>> start

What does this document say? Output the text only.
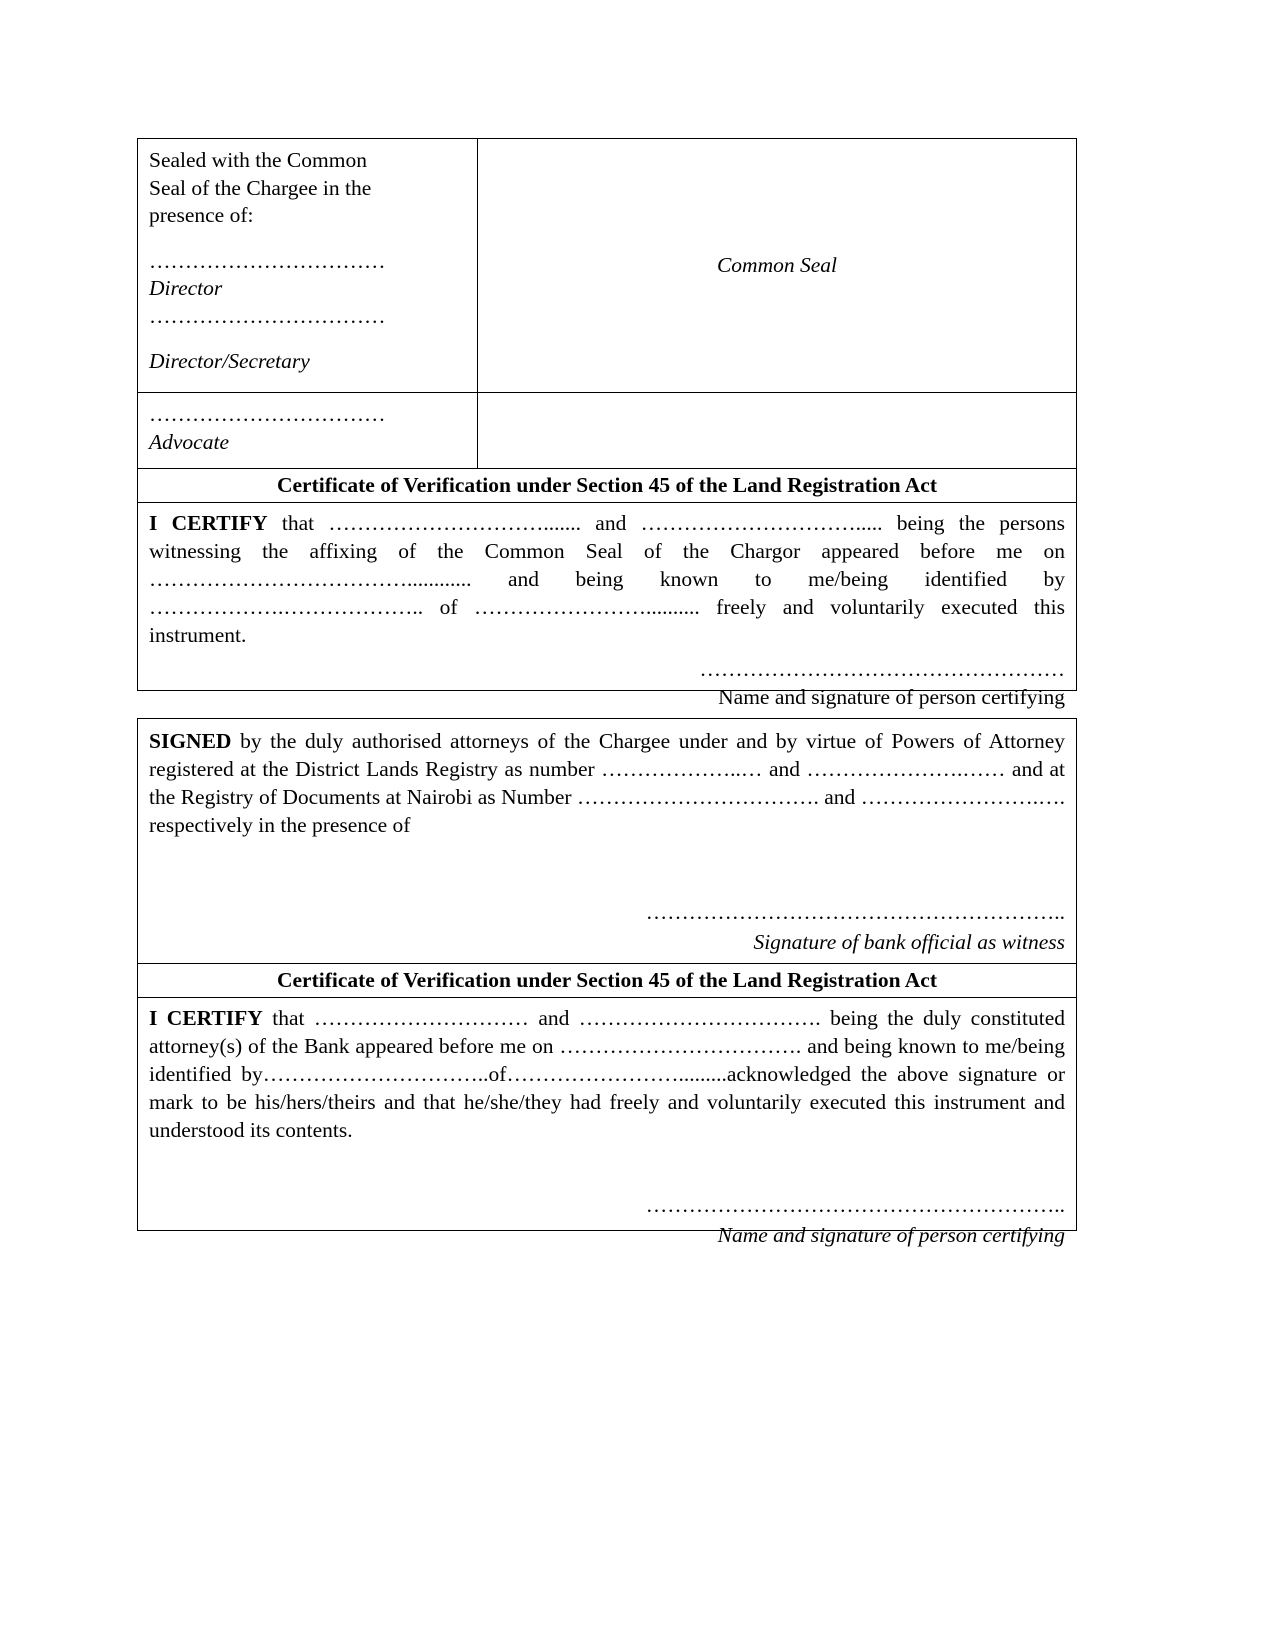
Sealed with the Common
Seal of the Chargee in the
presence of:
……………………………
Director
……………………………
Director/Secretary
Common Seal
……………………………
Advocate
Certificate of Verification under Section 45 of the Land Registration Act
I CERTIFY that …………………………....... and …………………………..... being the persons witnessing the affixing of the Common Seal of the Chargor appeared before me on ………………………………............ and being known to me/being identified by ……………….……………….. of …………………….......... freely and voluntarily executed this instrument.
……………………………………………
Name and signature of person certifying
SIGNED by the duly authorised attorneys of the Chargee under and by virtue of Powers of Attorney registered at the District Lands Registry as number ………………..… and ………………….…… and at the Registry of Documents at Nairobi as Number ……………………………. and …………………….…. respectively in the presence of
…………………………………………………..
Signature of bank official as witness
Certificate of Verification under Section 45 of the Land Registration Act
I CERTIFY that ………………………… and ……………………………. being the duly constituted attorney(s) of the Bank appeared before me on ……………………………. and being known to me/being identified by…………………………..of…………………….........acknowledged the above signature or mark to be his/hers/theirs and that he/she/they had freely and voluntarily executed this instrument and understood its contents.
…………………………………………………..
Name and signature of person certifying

>> end

_Description of the task_
Looking at the records above, work out how many lines include the string "Chargee". Give the number and nothing else.

_Output for this task_
2